Problem requirements: Read the listing and extract each line that includes the word "Egypt".

═════ Material for the task ═════

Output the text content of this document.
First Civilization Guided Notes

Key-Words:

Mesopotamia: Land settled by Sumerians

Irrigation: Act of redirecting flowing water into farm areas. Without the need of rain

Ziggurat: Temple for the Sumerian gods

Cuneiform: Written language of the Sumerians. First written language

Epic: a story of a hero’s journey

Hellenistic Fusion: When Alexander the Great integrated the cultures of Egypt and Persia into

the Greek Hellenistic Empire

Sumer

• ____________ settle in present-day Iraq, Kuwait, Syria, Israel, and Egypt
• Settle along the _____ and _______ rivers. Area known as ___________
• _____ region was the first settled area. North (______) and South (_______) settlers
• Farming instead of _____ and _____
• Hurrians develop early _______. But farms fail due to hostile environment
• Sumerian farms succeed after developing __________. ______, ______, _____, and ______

═════

Task response:
Hellenistic Fusion: When Alexander the Great integrated the cultures of Egypt and Persia into
• ____________ settle in present-day Iraq, Kuwait, Syria, Israel, and Egypt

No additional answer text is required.